--- START ---

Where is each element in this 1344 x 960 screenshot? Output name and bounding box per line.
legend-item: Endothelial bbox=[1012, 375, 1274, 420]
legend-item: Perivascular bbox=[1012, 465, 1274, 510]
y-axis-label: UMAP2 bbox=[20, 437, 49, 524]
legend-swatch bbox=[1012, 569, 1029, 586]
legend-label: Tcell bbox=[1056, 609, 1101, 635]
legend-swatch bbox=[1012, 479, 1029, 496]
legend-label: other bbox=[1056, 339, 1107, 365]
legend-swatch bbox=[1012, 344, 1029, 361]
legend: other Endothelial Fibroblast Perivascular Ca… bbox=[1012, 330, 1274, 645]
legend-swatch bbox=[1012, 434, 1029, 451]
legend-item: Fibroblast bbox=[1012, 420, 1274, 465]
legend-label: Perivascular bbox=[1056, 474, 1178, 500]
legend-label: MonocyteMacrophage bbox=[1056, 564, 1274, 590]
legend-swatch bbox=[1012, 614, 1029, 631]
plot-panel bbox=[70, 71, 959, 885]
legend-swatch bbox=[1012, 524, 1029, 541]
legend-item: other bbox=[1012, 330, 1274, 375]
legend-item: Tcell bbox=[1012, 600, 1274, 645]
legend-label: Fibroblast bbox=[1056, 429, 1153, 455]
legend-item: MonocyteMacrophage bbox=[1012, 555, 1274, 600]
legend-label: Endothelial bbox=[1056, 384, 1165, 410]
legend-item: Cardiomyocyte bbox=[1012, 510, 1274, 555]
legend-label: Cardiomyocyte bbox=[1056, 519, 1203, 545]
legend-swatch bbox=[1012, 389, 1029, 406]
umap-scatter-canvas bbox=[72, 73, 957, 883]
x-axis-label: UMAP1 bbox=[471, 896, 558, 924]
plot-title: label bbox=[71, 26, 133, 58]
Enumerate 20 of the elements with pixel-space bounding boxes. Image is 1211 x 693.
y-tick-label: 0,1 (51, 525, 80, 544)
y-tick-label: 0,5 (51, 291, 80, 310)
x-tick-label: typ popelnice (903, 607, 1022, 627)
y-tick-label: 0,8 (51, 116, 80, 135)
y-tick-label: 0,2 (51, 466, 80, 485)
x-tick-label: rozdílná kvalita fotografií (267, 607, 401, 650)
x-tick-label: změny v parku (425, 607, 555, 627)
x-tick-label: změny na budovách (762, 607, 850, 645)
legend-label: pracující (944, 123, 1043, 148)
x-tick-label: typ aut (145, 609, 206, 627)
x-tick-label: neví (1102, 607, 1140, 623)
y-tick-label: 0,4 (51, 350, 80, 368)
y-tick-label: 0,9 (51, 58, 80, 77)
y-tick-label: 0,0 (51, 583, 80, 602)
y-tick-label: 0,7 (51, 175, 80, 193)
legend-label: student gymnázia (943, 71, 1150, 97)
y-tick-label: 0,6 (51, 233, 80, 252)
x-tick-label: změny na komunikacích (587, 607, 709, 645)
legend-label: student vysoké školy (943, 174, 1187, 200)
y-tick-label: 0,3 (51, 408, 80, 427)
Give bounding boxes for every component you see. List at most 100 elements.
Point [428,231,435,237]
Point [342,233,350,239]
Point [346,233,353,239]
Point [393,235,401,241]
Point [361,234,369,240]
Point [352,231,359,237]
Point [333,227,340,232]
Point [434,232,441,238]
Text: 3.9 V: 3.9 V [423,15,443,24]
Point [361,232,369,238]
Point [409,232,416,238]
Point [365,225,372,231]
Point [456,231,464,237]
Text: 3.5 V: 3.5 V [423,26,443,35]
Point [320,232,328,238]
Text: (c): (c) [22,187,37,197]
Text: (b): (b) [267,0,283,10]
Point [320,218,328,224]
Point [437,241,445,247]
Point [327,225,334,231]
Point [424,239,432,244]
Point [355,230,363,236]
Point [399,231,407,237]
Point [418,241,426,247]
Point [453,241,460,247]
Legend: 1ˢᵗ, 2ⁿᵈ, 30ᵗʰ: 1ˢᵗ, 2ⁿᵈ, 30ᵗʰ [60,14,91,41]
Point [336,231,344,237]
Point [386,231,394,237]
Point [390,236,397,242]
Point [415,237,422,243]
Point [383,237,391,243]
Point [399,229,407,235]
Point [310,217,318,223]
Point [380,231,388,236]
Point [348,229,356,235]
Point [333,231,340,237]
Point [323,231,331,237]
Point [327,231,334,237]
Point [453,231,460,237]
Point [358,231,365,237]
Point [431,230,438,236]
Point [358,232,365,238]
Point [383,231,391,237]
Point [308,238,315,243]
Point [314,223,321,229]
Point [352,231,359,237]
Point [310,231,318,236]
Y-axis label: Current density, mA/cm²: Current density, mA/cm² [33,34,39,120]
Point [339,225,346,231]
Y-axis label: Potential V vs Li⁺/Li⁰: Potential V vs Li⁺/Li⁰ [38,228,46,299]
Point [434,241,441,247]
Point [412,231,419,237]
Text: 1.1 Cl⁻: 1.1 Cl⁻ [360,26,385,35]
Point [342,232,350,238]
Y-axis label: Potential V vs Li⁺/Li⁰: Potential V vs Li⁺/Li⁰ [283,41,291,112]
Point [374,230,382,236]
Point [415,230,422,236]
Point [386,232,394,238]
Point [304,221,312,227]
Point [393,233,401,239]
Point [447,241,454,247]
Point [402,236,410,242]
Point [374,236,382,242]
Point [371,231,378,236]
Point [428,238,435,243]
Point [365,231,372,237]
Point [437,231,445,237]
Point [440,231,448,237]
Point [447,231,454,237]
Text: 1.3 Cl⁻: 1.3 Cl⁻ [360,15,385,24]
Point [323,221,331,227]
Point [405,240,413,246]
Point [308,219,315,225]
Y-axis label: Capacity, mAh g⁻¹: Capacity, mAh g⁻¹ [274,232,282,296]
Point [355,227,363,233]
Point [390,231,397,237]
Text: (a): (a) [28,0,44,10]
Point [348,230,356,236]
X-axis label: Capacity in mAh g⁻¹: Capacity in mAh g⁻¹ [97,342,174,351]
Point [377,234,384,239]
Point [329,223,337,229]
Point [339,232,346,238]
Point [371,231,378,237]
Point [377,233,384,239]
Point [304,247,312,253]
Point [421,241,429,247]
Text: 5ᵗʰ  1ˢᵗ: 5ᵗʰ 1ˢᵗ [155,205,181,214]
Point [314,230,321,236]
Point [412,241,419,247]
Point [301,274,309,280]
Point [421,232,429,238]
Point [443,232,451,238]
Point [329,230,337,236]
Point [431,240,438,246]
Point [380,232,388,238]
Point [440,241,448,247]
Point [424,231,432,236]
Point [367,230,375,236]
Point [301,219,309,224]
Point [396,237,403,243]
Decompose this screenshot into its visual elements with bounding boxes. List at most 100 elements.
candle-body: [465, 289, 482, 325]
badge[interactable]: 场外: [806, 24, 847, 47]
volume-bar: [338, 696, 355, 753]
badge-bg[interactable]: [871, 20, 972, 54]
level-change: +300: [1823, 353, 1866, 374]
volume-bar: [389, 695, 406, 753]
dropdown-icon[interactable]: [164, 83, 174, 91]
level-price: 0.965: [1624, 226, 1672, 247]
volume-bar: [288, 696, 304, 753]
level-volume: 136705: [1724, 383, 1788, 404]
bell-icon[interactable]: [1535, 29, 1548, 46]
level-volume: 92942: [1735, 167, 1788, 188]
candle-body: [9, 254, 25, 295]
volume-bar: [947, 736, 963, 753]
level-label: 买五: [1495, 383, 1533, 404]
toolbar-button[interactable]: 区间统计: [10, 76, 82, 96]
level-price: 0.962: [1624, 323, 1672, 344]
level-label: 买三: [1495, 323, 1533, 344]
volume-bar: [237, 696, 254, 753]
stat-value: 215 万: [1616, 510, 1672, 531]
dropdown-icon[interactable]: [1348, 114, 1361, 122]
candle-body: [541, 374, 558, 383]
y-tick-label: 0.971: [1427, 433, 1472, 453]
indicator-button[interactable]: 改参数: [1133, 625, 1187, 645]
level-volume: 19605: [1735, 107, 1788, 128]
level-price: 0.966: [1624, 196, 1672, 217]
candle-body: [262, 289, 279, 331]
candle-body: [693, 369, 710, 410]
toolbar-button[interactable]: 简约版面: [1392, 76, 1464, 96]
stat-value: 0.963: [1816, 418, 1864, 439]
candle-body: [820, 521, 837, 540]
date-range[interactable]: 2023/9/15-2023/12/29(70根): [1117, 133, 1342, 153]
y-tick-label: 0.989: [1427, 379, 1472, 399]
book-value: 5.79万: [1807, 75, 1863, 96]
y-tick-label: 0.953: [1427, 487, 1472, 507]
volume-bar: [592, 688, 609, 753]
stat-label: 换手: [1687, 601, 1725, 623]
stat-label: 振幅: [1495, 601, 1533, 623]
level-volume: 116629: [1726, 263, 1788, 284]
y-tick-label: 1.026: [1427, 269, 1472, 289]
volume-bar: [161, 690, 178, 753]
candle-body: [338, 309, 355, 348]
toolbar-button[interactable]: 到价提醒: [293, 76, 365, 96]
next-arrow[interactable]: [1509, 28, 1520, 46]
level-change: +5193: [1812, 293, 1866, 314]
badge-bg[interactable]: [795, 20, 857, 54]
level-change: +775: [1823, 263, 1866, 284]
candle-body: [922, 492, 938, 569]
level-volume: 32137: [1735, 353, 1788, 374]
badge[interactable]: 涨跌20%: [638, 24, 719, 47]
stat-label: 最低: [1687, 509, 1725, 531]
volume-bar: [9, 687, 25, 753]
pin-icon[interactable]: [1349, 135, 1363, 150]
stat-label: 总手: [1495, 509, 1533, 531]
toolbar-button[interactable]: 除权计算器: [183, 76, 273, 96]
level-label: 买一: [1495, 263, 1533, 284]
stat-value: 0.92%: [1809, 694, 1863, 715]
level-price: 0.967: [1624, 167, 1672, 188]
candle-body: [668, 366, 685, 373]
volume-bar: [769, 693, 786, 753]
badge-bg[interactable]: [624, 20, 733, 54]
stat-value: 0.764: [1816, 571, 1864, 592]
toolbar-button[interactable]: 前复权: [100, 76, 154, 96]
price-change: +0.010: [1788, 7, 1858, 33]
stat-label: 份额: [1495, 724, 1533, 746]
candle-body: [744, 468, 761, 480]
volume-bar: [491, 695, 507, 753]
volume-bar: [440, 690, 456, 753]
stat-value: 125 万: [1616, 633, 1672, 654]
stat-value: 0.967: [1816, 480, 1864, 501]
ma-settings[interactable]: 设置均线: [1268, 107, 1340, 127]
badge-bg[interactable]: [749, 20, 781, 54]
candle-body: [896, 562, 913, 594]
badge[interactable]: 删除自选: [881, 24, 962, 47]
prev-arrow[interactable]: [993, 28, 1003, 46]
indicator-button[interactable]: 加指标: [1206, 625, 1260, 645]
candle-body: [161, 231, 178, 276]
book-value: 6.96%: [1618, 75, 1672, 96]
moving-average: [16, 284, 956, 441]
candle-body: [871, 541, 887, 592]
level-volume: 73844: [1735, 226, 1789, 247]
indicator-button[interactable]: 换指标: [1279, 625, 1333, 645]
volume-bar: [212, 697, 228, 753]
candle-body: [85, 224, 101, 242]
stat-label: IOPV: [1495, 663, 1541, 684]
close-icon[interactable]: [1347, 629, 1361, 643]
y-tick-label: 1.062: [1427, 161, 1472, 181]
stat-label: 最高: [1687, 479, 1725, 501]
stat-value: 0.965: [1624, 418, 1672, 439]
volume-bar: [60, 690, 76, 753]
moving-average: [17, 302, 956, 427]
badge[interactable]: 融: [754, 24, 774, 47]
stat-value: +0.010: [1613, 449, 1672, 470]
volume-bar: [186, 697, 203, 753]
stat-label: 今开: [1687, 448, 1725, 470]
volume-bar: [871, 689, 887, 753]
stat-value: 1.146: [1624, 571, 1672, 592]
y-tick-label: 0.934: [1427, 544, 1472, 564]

--- END ---

_What to work on_. Copy the items line for line, starting at the first line of the items and ending at the line that contains "legend-label: Cardiomyocyte bbox=[1056, 519, 1203, 545]", with that line included.

_Written answer_.
Where is each element in this 1344 x 960 screenshot? Output name and bounding box per line.
legend-item: Endothelial bbox=[1012, 375, 1274, 420]
legend-item: Perivascular bbox=[1012, 465, 1274, 510]
y-axis-label: UMAP2 bbox=[20, 437, 49, 524]
legend-swatch bbox=[1012, 569, 1029, 586]
legend-label: Tcell bbox=[1056, 609, 1101, 635]
legend-swatch bbox=[1012, 479, 1029, 496]
legend-label: other bbox=[1056, 339, 1107, 365]
legend-swatch bbox=[1012, 344, 1029, 361]
legend: other Endothelial Fibroblast Perivascular Ca… bbox=[1012, 330, 1274, 645]
legend-swatch bbox=[1012, 434, 1029, 451]
legend-item: Fibroblast bbox=[1012, 420, 1274, 465]
legend-label: Perivascular bbox=[1056, 474, 1178, 500]
legend-label: MonocyteMacrophage bbox=[1056, 564, 1274, 590]
legend-swatch bbox=[1012, 614, 1029, 631]
plot-panel bbox=[70, 71, 959, 885]
legend-swatch bbox=[1012, 524, 1029, 541]
legend-item: other bbox=[1012, 330, 1274, 375]
legend-item: Tcell bbox=[1012, 600, 1274, 645]
legend-label: Fibroblast bbox=[1056, 429, 1153, 455]
legend-item: MonocyteMacrophage bbox=[1012, 555, 1274, 600]
legend-label: Endothelial bbox=[1056, 384, 1165, 410]
legend-item: Cardiomyocyte bbox=[1012, 510, 1274, 555]
legend-label: Cardiomyocyte bbox=[1056, 519, 1203, 545]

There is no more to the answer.